What is being asked
Pull each line holding the word "this" from the data.

Stored data entries
++++++

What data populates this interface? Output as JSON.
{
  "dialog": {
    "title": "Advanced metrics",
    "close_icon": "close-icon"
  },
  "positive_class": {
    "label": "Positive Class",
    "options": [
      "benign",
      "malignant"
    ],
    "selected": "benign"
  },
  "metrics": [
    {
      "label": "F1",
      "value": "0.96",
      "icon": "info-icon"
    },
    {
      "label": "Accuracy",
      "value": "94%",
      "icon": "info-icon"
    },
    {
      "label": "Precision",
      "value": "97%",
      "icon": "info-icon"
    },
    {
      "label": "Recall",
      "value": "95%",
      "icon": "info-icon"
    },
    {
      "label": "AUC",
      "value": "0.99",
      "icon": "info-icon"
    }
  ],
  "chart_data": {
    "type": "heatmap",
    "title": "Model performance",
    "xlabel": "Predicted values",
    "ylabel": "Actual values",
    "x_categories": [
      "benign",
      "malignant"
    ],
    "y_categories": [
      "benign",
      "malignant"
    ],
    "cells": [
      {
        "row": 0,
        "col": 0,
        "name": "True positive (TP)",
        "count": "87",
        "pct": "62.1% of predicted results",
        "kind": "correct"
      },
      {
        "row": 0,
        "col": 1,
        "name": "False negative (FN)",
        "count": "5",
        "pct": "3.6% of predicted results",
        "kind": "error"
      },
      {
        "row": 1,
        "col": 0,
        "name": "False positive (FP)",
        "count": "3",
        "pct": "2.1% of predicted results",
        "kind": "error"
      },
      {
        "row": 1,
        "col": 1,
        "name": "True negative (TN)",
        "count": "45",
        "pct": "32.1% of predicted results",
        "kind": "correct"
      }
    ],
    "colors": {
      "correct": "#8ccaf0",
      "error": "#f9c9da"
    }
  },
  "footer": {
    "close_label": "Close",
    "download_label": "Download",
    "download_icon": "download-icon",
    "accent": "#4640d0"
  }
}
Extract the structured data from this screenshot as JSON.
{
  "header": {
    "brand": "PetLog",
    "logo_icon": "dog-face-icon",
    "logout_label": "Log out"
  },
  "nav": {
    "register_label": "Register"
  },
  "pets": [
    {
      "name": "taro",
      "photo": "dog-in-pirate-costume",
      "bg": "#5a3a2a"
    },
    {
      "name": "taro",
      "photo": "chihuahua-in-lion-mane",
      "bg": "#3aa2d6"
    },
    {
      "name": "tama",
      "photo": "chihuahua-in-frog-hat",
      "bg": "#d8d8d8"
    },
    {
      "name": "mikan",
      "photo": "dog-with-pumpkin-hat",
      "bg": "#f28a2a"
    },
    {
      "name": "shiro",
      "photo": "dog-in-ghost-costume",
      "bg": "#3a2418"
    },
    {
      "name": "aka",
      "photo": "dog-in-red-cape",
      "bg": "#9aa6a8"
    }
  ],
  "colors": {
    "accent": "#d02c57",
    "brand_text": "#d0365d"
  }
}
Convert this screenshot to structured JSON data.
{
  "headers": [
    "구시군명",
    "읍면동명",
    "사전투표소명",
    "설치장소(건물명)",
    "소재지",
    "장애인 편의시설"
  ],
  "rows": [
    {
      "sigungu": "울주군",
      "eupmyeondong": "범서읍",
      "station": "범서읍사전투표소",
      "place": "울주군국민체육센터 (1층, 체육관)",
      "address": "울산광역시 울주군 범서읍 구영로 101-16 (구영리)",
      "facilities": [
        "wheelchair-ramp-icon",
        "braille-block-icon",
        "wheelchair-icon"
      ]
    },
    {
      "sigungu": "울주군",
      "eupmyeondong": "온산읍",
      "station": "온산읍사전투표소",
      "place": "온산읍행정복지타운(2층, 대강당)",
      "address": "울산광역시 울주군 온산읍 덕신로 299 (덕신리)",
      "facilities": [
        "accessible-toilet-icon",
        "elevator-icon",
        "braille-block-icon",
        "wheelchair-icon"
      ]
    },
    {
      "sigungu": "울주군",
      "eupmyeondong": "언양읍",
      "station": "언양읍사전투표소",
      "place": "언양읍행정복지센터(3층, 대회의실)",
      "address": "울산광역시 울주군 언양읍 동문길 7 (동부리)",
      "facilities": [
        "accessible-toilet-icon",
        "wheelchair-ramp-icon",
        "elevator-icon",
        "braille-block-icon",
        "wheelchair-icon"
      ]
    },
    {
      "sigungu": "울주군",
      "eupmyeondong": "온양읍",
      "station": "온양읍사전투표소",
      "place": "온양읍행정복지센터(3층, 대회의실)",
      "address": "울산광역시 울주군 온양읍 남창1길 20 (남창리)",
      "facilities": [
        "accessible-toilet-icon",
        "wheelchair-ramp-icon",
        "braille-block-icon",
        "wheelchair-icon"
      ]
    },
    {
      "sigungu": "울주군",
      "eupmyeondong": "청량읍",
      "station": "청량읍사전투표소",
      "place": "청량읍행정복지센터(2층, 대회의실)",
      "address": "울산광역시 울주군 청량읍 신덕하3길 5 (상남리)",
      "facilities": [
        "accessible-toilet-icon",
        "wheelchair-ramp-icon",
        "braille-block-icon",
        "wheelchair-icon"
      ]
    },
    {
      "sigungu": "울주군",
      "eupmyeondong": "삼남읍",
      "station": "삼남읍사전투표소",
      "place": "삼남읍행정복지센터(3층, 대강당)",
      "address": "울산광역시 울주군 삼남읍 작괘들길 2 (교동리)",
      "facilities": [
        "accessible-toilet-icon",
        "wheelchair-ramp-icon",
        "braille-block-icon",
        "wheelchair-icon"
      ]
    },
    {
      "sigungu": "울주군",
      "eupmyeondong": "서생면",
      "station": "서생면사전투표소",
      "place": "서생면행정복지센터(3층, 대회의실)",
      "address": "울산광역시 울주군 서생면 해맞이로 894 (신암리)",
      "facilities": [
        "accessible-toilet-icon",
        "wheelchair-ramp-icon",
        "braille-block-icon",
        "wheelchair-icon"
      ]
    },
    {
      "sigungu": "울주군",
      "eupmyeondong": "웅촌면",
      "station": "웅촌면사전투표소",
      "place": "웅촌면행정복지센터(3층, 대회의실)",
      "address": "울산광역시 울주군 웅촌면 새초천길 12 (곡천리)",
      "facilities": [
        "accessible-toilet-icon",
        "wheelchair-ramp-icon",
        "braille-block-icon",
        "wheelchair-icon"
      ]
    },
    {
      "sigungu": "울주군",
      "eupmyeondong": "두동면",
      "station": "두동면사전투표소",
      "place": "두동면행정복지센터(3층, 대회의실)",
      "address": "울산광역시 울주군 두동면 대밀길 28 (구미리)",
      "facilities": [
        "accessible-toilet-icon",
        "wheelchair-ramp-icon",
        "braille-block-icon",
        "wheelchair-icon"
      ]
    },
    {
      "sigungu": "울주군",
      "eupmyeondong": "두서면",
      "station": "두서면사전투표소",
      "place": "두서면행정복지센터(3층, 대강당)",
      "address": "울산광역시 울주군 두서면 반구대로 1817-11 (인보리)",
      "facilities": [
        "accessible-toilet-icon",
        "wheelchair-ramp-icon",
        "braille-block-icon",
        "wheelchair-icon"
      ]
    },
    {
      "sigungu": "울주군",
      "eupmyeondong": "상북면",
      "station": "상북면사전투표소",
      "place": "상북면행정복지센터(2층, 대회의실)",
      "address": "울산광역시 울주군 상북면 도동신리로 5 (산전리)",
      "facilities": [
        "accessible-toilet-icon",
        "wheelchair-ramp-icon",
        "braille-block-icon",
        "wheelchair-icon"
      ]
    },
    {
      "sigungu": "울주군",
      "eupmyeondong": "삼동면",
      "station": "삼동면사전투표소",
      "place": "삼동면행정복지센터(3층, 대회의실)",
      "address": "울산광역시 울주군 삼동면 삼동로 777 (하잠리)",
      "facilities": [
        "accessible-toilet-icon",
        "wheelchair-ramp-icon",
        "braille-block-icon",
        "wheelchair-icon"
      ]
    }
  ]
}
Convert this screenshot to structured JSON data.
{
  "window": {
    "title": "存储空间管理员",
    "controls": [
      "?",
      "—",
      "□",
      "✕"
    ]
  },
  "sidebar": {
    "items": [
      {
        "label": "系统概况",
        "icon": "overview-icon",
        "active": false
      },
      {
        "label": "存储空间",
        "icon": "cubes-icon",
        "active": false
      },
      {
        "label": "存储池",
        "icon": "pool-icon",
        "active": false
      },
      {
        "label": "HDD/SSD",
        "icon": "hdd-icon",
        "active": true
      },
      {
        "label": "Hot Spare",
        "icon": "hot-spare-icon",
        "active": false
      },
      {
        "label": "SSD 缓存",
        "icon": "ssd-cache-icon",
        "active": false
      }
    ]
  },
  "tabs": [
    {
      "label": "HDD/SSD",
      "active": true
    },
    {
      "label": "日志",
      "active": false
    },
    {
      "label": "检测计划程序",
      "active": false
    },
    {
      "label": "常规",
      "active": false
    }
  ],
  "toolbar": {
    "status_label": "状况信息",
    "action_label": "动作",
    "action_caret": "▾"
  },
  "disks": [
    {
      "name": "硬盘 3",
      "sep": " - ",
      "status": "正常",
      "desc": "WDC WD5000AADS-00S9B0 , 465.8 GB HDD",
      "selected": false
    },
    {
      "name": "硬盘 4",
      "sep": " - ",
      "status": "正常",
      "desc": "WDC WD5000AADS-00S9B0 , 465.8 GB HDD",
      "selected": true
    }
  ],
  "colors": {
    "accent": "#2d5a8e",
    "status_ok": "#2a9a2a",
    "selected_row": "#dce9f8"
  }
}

++++++

Complete answer
What data populates this interface? Output as JSON.
Extract the structured data from this screenshot as JSON.
Convert this screenshot to structured JSON data.
Convert this screenshot to structured JSON data.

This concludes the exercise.